**SET PROBLEM**:
Write out all the entries word for word, but skip any images.

**Figure dataset records**:
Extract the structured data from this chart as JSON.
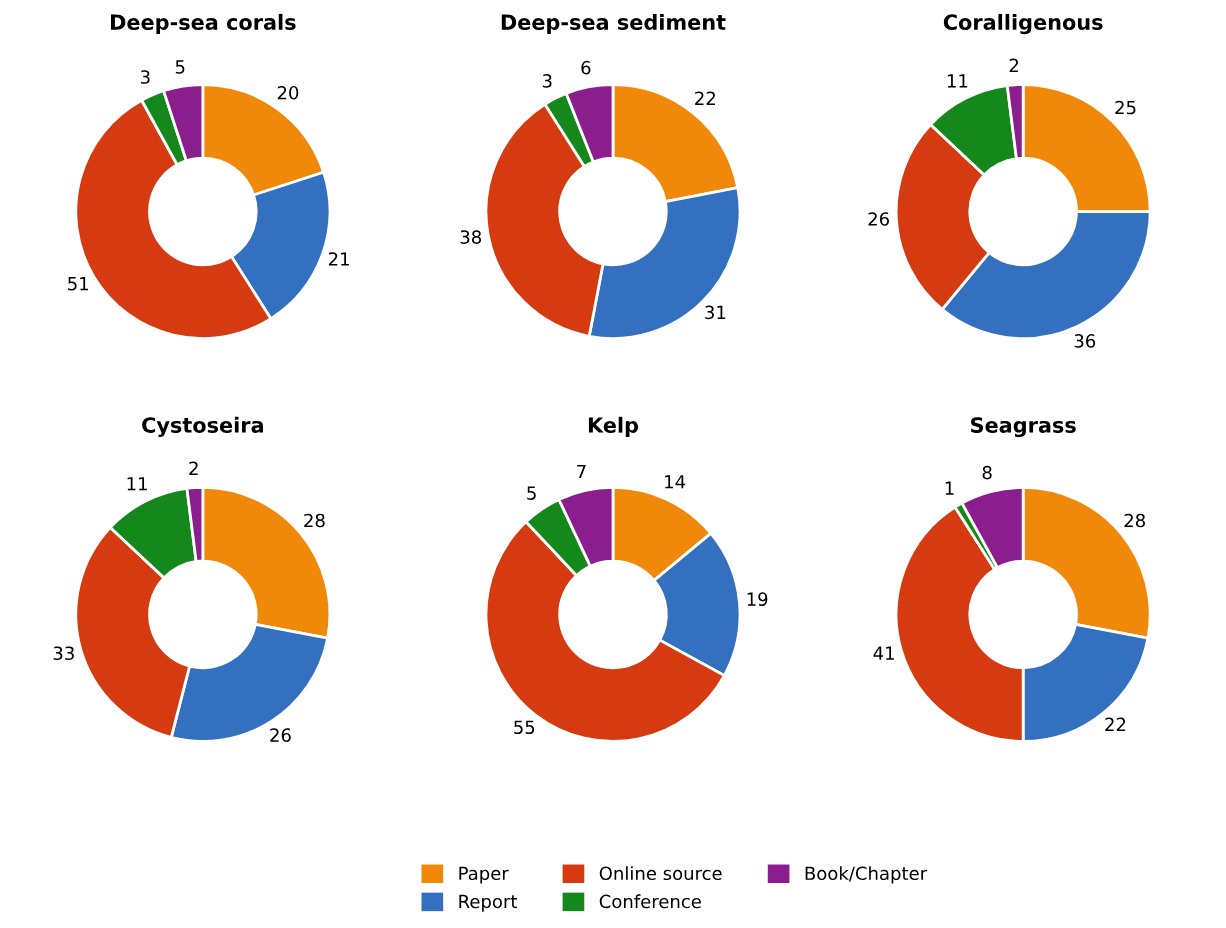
{
  "chart_data": [
    {
      "type": "donut",
      "title": "Deep-sea corals",
      "categories": [
        "Paper",
        "Report",
        "Online source",
        "Conference",
        "Book/Chapter"
      ],
      "values": [
        20,
        21,
        51,
        3,
        5
      ],
      "colors": [
        "#f0880a",
        "#3370c0",
        "#d63a10",
        "#14881a",
        "#8a1e8c"
      ],
      "data_labels": true,
      "legend": "bottom"
    },
    {
      "type": "donut",
      "title": "Deep-sea sediment",
      "categories": [
        null,
        null,
        null,
        null,
        null
      ],
      "values": [
        22,
        31,
        38,
        3,
        6
      ],
      "colors": [
        "#f0880a",
        "#3370c0",
        "#d63a10",
        "#14881a",
        "#8a1e8c"
      ],
      "data_labels": true
    },
    {
      "type": "donut",
      "title": "Coralligenous",
      "categories": [
        null,
        null,
        null,
        null,
        null
      ],
      "values": [
        25,
        36,
        26,
        11,
        2
      ],
      "colors": [
        "#f0880a",
        "#3370c0",
        "#d63a10",
        "#14881a",
        "#8a1e8c"
      ],
      "data_labels": true
    },
    {
      "type": "donut",
      "title": "Cystoseira",
      "categories": [
        null,
        null,
        null,
        null,
        null
      ],
      "values": [
        28,
        26,
        33,
        11,
        2
      ],
      "colors": [
        "#f0880a",
        "#3370c0",
        "#d63a10",
        "#14881a",
        "#8a1e8c"
      ],
      "data_labels": true
    },
    {
      "type": "donut",
      "title": "Kelp",
      "categories": [
        null,
        null,
        null,
        null,
        null
      ],
      "values": [
        14,
        19,
        55,
        5,
        7
      ],
      "colors": [
        "#f0880a",
        "#3370c0",
        "#d63a10",
        "#14881a",
        "#8a1e8c"
      ],
      "data_labels": true
    },
    {
      "type": "donut",
      "title": "Seagrass",
      "categories": [
        null,
        null,
        null,
        null,
        null
      ],
      "values": [
        28,
        22,
        41,
        1,
        8
      ],
      "colors": [
        "#f0880a",
        "#3370c0",
        "#d63a10",
        "#14881a",
        "#8a1e8c"
      ],
      "data_labels": true
    }
  ]
}
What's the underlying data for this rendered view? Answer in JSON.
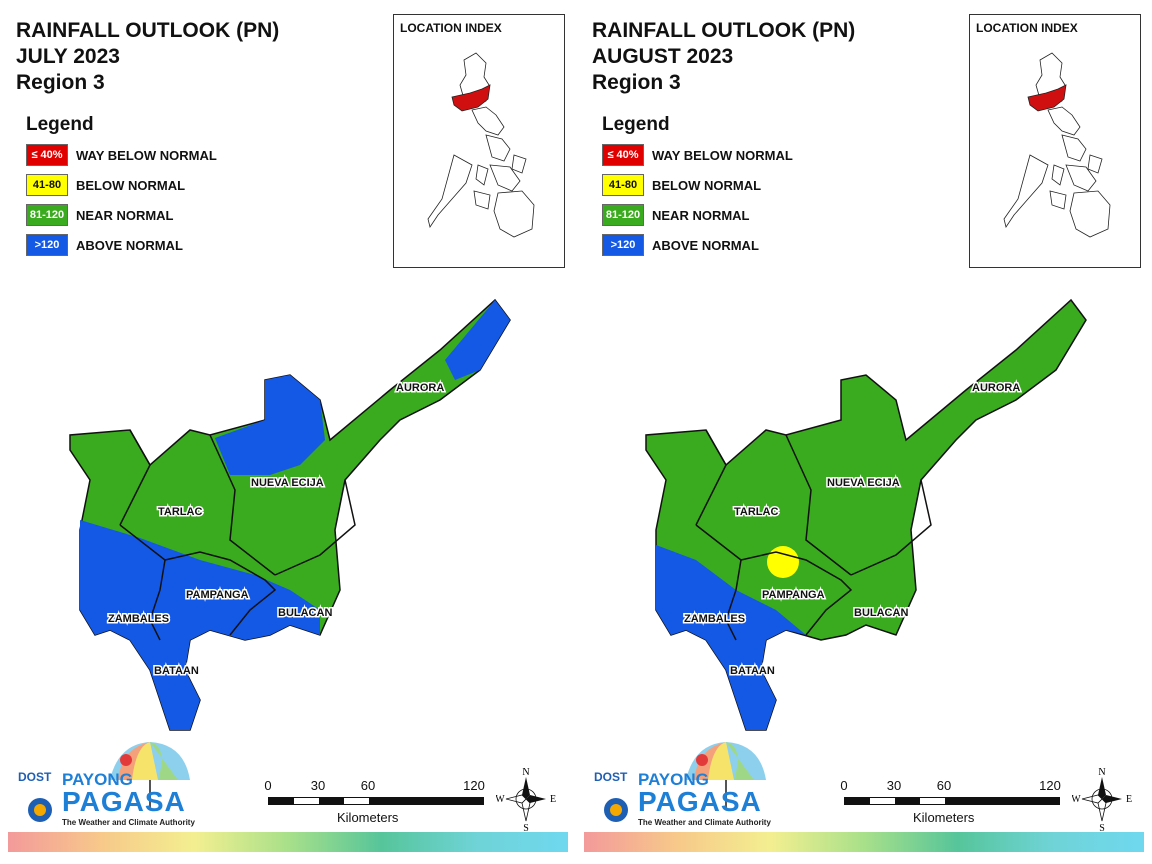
{
  "panels": [
    {
      "title": "RAINFALL OUTLOOK (PN)",
      "month": "JULY 2023",
      "region": "Region 3",
      "legend_title": "Legend",
      "legend": [
        {
          "range": "≤ 40%",
          "label": "WAY BELOW NORMAL",
          "color": "#e00000",
          "text_color": "#ffffff"
        },
        {
          "range": "41-80",
          "label": "BELOW NORMAL",
          "color": "#ffff00",
          "text_color": "#111111"
        },
        {
          "range": "81-120",
          "label": "NEAR NORMAL",
          "color": "#3aaa1e",
          "text_color": "#ffffff"
        },
        {
          "range": ">120",
          "label": "ABOVE NORMAL",
          "color": "#1458e6",
          "text_color": "#ffffff"
        }
      ],
      "inset_title": "LOCATION INDEX",
      "provinces": [
        "AURORA",
        "NUEVA ECIJA",
        "TARLAC",
        "PAMPANGA",
        "BULACAN",
        "ZAMBALES",
        "BATAAN"
      ],
      "outlook_by_province": {
        "AURORA": "NEAR NORMAL (ABOVE NORMAL in north)",
        "NUEVA ECIJA": "NEAR NORMAL / ABOVE NORMAL (north)",
        "TARLAC": "NEAR NORMAL / ABOVE NORMAL (south-west)",
        "PAMPANGA": "ABOVE NORMAL / NEAR NORMAL",
        "BULACAN": "NEAR NORMAL / ABOVE NORMAL",
        "ZAMBALES": "NEAR NORMAL / ABOVE NORMAL (south)",
        "BATAAN": "ABOVE NORMAL"
      }
    },
    {
      "title": "RAINFALL OUTLOOK (PN)",
      "month": "AUGUST 2023",
      "region": "Region 3",
      "legend_title": "Legend",
      "legend": [
        {
          "range": "≤ 40%",
          "label": "WAY BELOW NORMAL",
          "color": "#e00000",
          "text_color": "#ffffff"
        },
        {
          "range": "41-80",
          "label": "BELOW NORMAL",
          "color": "#ffff00",
          "text_color": "#111111"
        },
        {
          "range": "81-120",
          "label": "NEAR NORMAL",
          "color": "#3aaa1e",
          "text_color": "#ffffff"
        },
        {
          "range": ">120",
          "label": "ABOVE NORMAL",
          "color": "#1458e6",
          "text_color": "#ffffff"
        }
      ],
      "inset_title": "LOCATION INDEX",
      "provinces": [
        "AURORA",
        "NUEVA ECIJA",
        "TARLAC",
        "PAMPANGA",
        "BULACAN",
        "ZAMBALES",
        "BATAAN"
      ],
      "outlook_by_province": {
        "AURORA": "NEAR NORMAL",
        "NUEVA ECIJA": "NEAR NORMAL",
        "TARLAC": "NEAR NORMAL (small BELOW NORMAL spot at south)",
        "PAMPANGA": "NEAR NORMAL / ABOVE NORMAL (west)",
        "BULACAN": "NEAR NORMAL",
        "ZAMBALES": "NEAR NORMAL / ABOVE NORMAL (south)",
        "BATAAN": "ABOVE NORMAL"
      }
    }
  ],
  "logo": {
    "dost": "DOST",
    "payong": "PAYONG",
    "pagasa": "PAGASA",
    "tagline": "The Weather and Climate Authority"
  },
  "scale": {
    "ticks": [
      "0",
      "30",
      "60",
      "120"
    ],
    "unit": "Kilometers"
  },
  "compass": {
    "n": "N",
    "e": "E",
    "s": "S",
    "w": "W"
  },
  "colors": {
    "near_normal": "#3aaa1e",
    "above_normal": "#1458e6",
    "below_normal": "#ffff00",
    "way_below_normal": "#e00000",
    "inset_region": "#d01010"
  }
}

**EXERCISE RESULT**:
Extract the structured data from this chart as JSON.
{
  "chart_data": [
    {
      "type": "donut",
      "title": "Deep-sea corals",
      "categories": [
        "Paper",
        "Report",
        "Online source",
        "Conference",
        "Book/Chapter"
      ],
      "values": [
        20,
        21,
        51,
        3,
        5
      ],
      "colors": [
        "#f0880a",
        "#3370c0",
        "#d63a10",
        "#14881a",
        "#8a1e8c"
      ],
      "data_labels": true,
      "legend": "bottom"
    },
    {
      "type": "donut",
      "title": "Deep-sea sediment",
      "categories": [
        null,
        null,
        null,
        null,
        null
      ],
      "values": [
        22,
        31,
        38,
        3,
        6
      ],
      "colors": [
        "#f0880a",
        "#3370c0",
        "#d63a10",
        "#14881a",
        "#8a1e8c"
      ],
      "data_labels": true
    },
    {
      "type": "donut",
      "title": "Coralligenous",
      "categories": [
        null,
        null,
        null,
        null,
        null
      ],
      "values": [
        25,
        36,
        26,
        11,
        2
      ],
      "colors": [
        "#f0880a",
        "#3370c0",
        "#d63a10",
        "#14881a",
        "#8a1e8c"
      ],
      "data_labels": true
    },
    {
      "type": "donut",
      "title": "Cystoseira",
      "categories": [
        null,
        null,
        null,
        null,
        null
      ],
      "values": [
        28,
        26,
        33,
        11,
        2
      ],
      "colors": [
        "#f0880a",
        "#3370c0",
        "#d63a10",
        "#14881a",
        "#8a1e8c"
      ],
      "data_labels": true
    },
    {
      "type": "donut",
      "title": "Kelp",
      "categories": [
        null,
        null,
        null,
        null,
        null
      ],
      "values": [
        14,
        19,
        55,
        5,
        7
      ],
      "colors": [
        "#f0880a",
        "#3370c0",
        "#d63a10",
        "#14881a",
        "#8a1e8c"
      ],
      "data_labels": true
    },
    {
      "type": "donut",
      "title": "Seagrass",
      "categories": [
        null,
        null,
        null,
        null,
        null
      ],
      "values": [
        28,
        22,
        41,
        1,
        8
      ],
      "colors": [
        "#f0880a",
        "#3370c0",
        "#d63a10",
        "#14881a",
        "#8a1e8c"
      ],
      "data_labels": true
    }
  ]
}
What's the underlying data for this rendered view? Answer in JSON.
{
  "panels": [
    {
      "title": "RAINFALL OUTLOOK (PN)",
      "month": "JULY 2023",
      "region": "Region 3",
      "legend_title": "Legend",
      "legend": [
        {
          "range": "≤ 40%",
          "label": "WAY BELOW NORMAL",
          "color": "#e00000",
          "text_color": "#ffffff"
        },
        {
          "range": "41-80",
          "label": "BELOW NORMAL",
          "color": "#ffff00",
          "text_color": "#111111"
        },
        {
          "range": "81-120",
          "label": "NEAR NORMAL",
          "color": "#3aaa1e",
          "text_color": "#ffffff"
        },
        {
          "range": ">120",
          "label": "ABOVE NORMAL",
          "color": "#1458e6",
          "text_color": "#ffffff"
        }
      ],
      "inset_title": "LOCATION INDEX",
      "provinces": [
        "AURORA",
        "NUEVA ECIJA",
        "TARLAC",
        "PAMPANGA",
        "BULACAN",
        "ZAMBALES",
        "BATAAN"
      ],
      "outlook_by_province": {
        "AURORA": "NEAR NORMAL (ABOVE NORMAL in north)",
        "NUEVA ECIJA": "NEAR NORMAL / ABOVE NORMAL (north)",
        "TARLAC": "NEAR NORMAL / ABOVE NORMAL (south-west)",
        "PAMPANGA": "ABOVE NORMAL / NEAR NORMAL",
        "BULACAN": "NEAR NORMAL / ABOVE NORMAL",
        "ZAMBALES": "NEAR NORMAL / ABOVE NORMAL (south)",
        "BATAAN": "ABOVE NORMAL"
      }
    },
    {
      "title": "RAINFALL OUTLOOK (PN)",
      "month": "AUGUST 2023",
      "region": "Region 3",
      "legend_title": "Legend",
      "legend": [
        {
          "range": "≤ 40%",
          "label": "WAY BELOW NORMAL",
          "color": "#e00000",
          "text_color": "#ffffff"
        },
        {
          "range": "41-80",
          "label": "BELOW NORMAL",
          "color": "#ffff00",
          "text_color": "#111111"
        },
        {
          "range": "81-120",
          "label": "NEAR NORMAL",
          "color": "#3aaa1e",
          "text_color": "#ffffff"
        },
        {
          "range": ">120",
          "label": "ABOVE NORMAL",
          "color": "#1458e6",
          "text_color": "#ffffff"
        }
      ],
      "inset_title": "LOCATION INDEX",
      "provinces": [
        "AURORA",
        "NUEVA ECIJA",
        "TARLAC",
        "PAMPANGA",
        "BULACAN",
        "ZAMBALES",
        "BATAAN"
      ],
      "outlook_by_province": {
        "AURORA": "NEAR NORMAL",
        "NUEVA ECIJA": "NEAR NORMAL",
        "TARLAC": "NEAR NORMAL (small BELOW NORMAL spot at south)",
        "PAMPANGA": "NEAR NORMAL / ABOVE NORMAL (west)",
        "BULACAN": "NEAR NORMAL",
        "ZAMBALES": "NEAR NORMAL / ABOVE NORMAL (south)",
        "BATAAN": "ABOVE NORMAL"
      }
    }
  ],
  "logo": {
    "dost": "DOST",
    "payong": "PAYONG",
    "pagasa": "PAGASA",
    "tagline": "The Weather and Climate Authority"
  },
  "scale": {
    "ticks": [
      "0",
      "30",
      "60",
      "120"
    ],
    "unit": "Kilometers"
  },
  "compass": {
    "n": "N",
    "e": "E",
    "s": "S",
    "w": "W"
  },
  "colors": {
    "near_normal": "#3aaa1e",
    "above_normal": "#1458e6",
    "below_normal": "#ffff00",
    "way_below_normal": "#e00000",
    "inset_region": "#d01010"
  }
}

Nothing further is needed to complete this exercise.